*The exercise:* Pick out each line below containing "General".

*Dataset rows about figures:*
=-=-=

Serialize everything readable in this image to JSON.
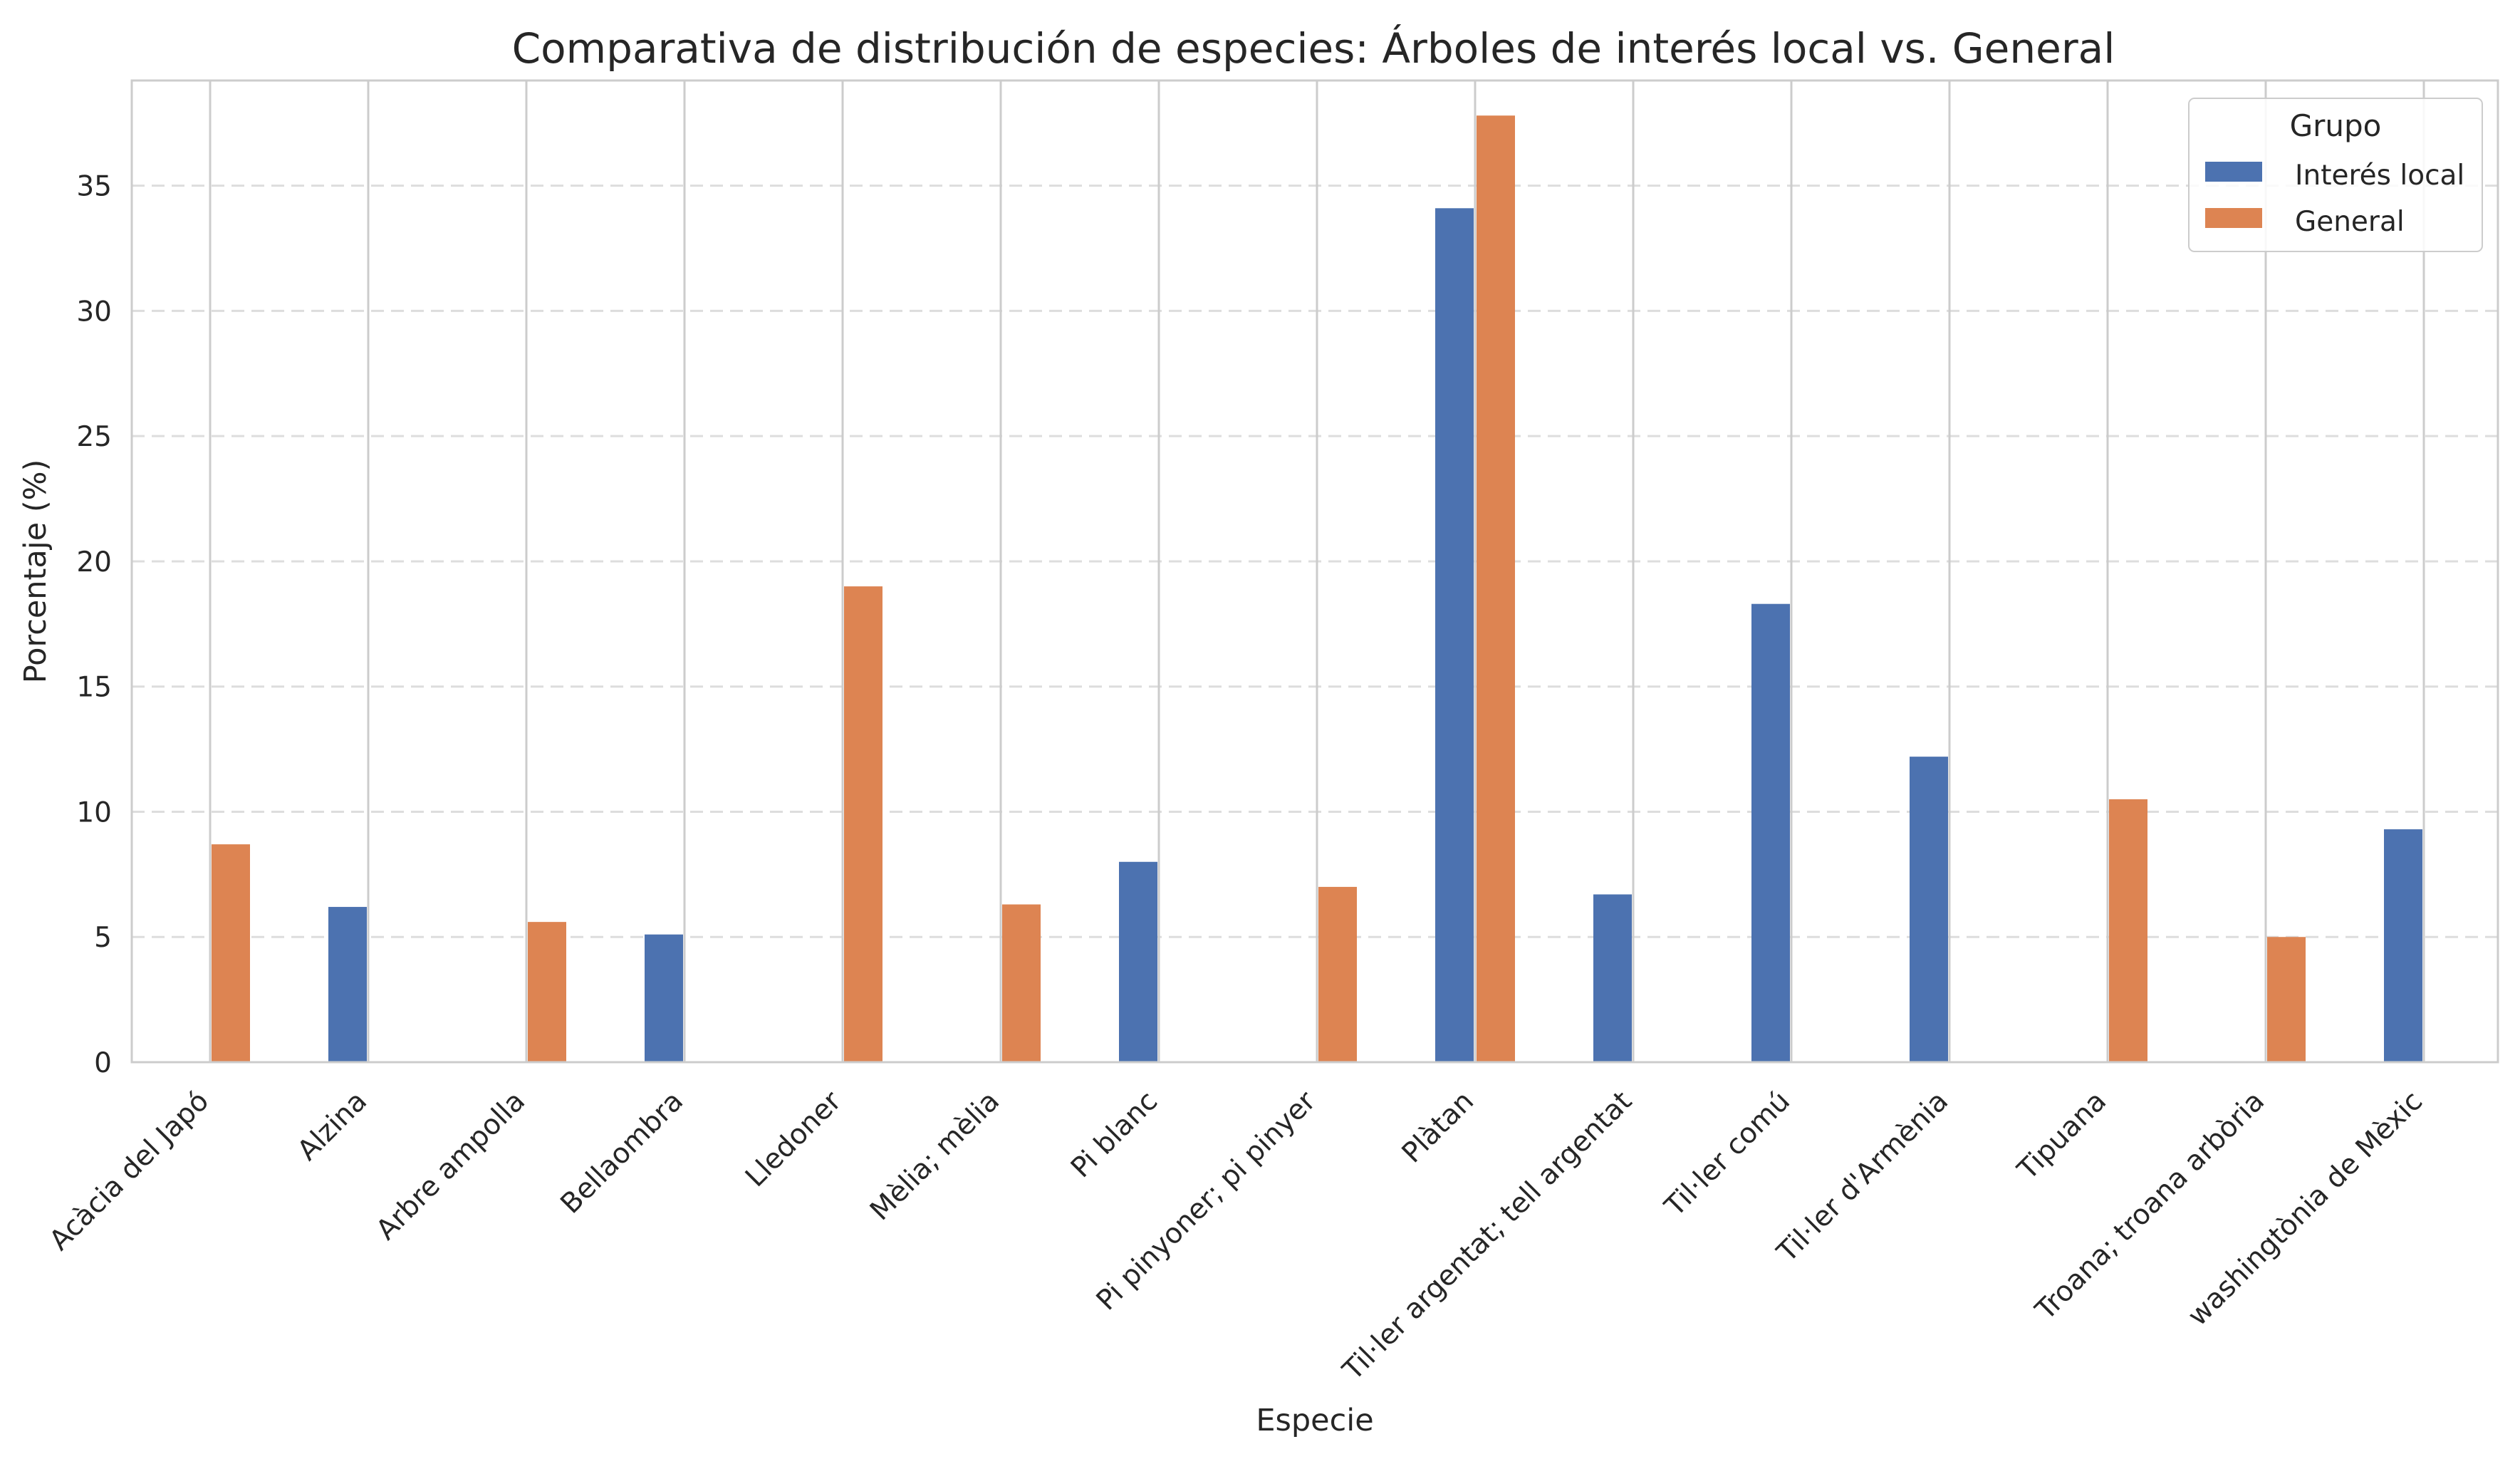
{
  "chart_data": {
    "type": "bar",
    "title": "Comparativa de distribución de especies: Árboles de interés local vs. General",
    "xlabel": "Especie",
    "ylabel": "Porcentaje (%)",
    "ylim": [
      0,
      39.2
    ],
    "yticks": [
      0,
      5,
      10,
      15,
      20,
      25,
      30,
      35
    ],
    "grid": "y-dashed",
    "legend_title": "Grupo",
    "legend_position": "top-right",
    "categories": [
      "Acàcia del Japó",
      "Alzina",
      "Arbre ampolla",
      "Bellaombra",
      "Lledoner",
      "Mèlia; mèlia",
      "Pi blanc",
      "Pi pinyoner; pi pinyer",
      "Plàtan",
      "Til·ler argentat; tell argentat",
      "Til·ler comú",
      "Til·ler d'Armènia",
      "Tipuana",
      "Troana; troana arbòria",
      "washingtònia de Mèxic"
    ],
    "series": [
      {
        "name": "Interés local",
        "color": "#4c72b0",
        "values": [
          null,
          6.2,
          null,
          5.1,
          null,
          null,
          8.0,
          null,
          34.1,
          6.7,
          18.3,
          12.2,
          null,
          null,
          9.3
        ]
      },
      {
        "name": "General",
        "color": "#dd8452",
        "values": [
          8.7,
          null,
          5.6,
          null,
          19.0,
          6.3,
          null,
          7.0,
          37.8,
          null,
          null,
          null,
          10.5,
          5.0,
          null
        ]
      }
    ]
  }
}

=-=-=

*Solution for this task:*
    "title": "Comparativa de distribución de especies: Árboles de interés local vs. General",
        "name": "General",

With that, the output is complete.